• AIM OF THE EXERCISE: Render every line of the records below as a Markdown table with the columns "No." and "Line", giving each row a number and its line, omitting blank lines and the pictures.

• SOURCE MATERIAL:
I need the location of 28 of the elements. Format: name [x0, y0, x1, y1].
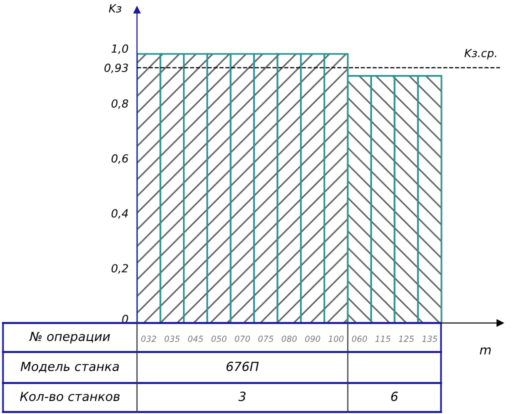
x-tick-label: 070	[234, 336, 250, 342]
x-tick-label: 060	[352, 336, 368, 342]
y-axis-title: Kз	[108, 4, 122, 13]
y-tick-label: 0,6	[112, 154, 128, 164]
y-tick-label: 0,93	[104, 64, 128, 74]
x-tick-label: 115	[375, 336, 390, 342]
text: 676П	[226, 362, 259, 372]
x-tick-label: 032	[141, 336, 156, 342]
x-axis-title: m	[480, 347, 491, 354]
text: № операции	[29, 332, 110, 344]
ref-line-label: Kз.ср.	[464, 49, 496, 60]
text: Кол-во станков	[20, 392, 120, 402]
y-tick-label: 0,8	[112, 99, 128, 109]
y-tick-label: 0,4	[112, 209, 128, 219]
x-tick-label: 135	[422, 336, 438, 342]
text: 6	[391, 392, 398, 402]
x-tick-label: 080	[282, 336, 297, 342]
x-tick-label: 045	[188, 336, 204, 342]
x-tick-label: 090	[305, 336, 320, 342]
text: Модель станка	[20, 362, 119, 373]
x-tick-label: 075	[258, 336, 274, 342]
x-tick-label: 100	[328, 336, 344, 342]
y-tick-label: 1,0	[112, 44, 128, 54]
x-tick-label: 035	[164, 336, 180, 342]
x-tick-label: 050	[211, 336, 226, 342]
text: 3	[238, 392, 246, 402]
y-tick-label: 0,2	[112, 264, 128, 274]
x-tick-label: 125	[398, 336, 414, 342]
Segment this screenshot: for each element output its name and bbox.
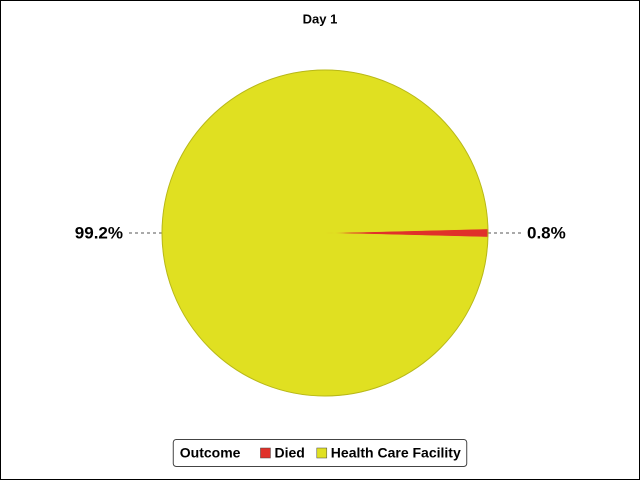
legend-label: Health Care Facility: [331, 445, 461, 461]
value-label: 99.2%: [75, 223, 123, 242]
chart-title: Day 1: [303, 11, 338, 26]
legend: Outcome Died Health Care Facility: [172, 439, 468, 467]
legend-label: Died: [274, 445, 304, 461]
pie-outline: [161, 69, 489, 397]
legend-swatch: [316, 447, 328, 459]
legend-title: Outcome: [180, 445, 241, 461]
value-label: 0.8%: [527, 223, 566, 242]
legend-swatch: [260, 447, 271, 459]
pie: 0.8% 99.2%: [75, 69, 566, 397]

• TASK RESULT:
| No. | Line |
|---|---|
| 1 | I need the location of 28 of the elements. Format: name [x0, y0, x1, y1]. |
| 2 | x-tick-label: 070	[234, 336, 250, 342] |
| 3 | x-tick-label: 060	[352, 336, 368, 342] |
| 4 | y-axis-title: Kз	[108, 4, 122, 13] |
| 5 | y-tick-label: 0,6	[112, 154, 128, 164] |
| 6 | y-tick-label: 0,93	[104, 64, 128, 74] |
| 7 | x-tick-label: 115	[375, 336, 390, 342] |
| 8 | text: 676П	[226, 362, 259, 372] |
| 9 | x-tick-label: 032	[141, 336, 156, 342] |
| 10 | x-axis-title: m	[480, 347, 491, 354] |
| 11 | text: № операции	[29, 332, 110, 344] |
| 12 | ref-line-label: Kз.ср.	[464, 49, 496, 60] |
| 13 | text: Кол-во станков	[20, 392, 120, 402] |
| 14 | y-tick-label: 0,8	[112, 99, 128, 109] |
| 15 | y-tick-label: 0,4	[112, 209, 128, 219] |
| 16 | x-tick-label: 135	[422, 336, 438, 342] |
| 17 | text: 6	[391, 392, 398, 402] |
| 18 | x-tick-label: 080	[282, 336, 297, 342] |
| 19 | x-tick-label: 045	[188, 336, 204, 342] |
| 20 | x-tick-label: 090	[305, 336, 320, 342] |
| 21 | text: Модель станка	[20, 362, 119, 373] |
| 22 | x-tick-label: 075	[258, 336, 274, 342] |
| 23 | x-tick-label: 100	[328, 336, 344, 342] |
| 24 | y-tick-label: 1,0	[112, 44, 128, 54] |
| 25 | x-tick-label: 035	[164, 336, 180, 342] |
| 26 | x-tick-label: 050	[211, 336, 226, 342] |
| 27 | text: 3	[238, 392, 246, 402] |
| 28 | y-tick-label: 0,2	[112, 264, 128, 274] |
| 29 | x-tick-label: 125	[398, 336, 414, 342] |
| 30 | Segment this screenshot: for each element output its name and bbox. |
| 31 | legend-label: Health Care Facility: [331, 445, 461, 461] |
| 32 | value-label: 99.2%: [75, 223, 123, 242] |
| 33 | chart-title: Day 1: [303, 11, 338, 26] |
| 34 | legend: Outcome Died Health Care Facility: [172, 439, 468, 467] |
| 35 | legend-label: Died: [274, 445, 304, 461] |
| 36 | pie-outline: [161, 69, 489, 397] |
| 37 | legend-swatch: [316, 447, 328, 459] |
| 38 | legend-title: Outcome: [180, 445, 241, 461] |
| 39 | value-label: 0.8%: [527, 223, 566, 242] |
| 40 | legend-swatch: [260, 447, 271, 459] |
| 41 | pie: 0.8% 99.2%: [75, 69, 566, 397] |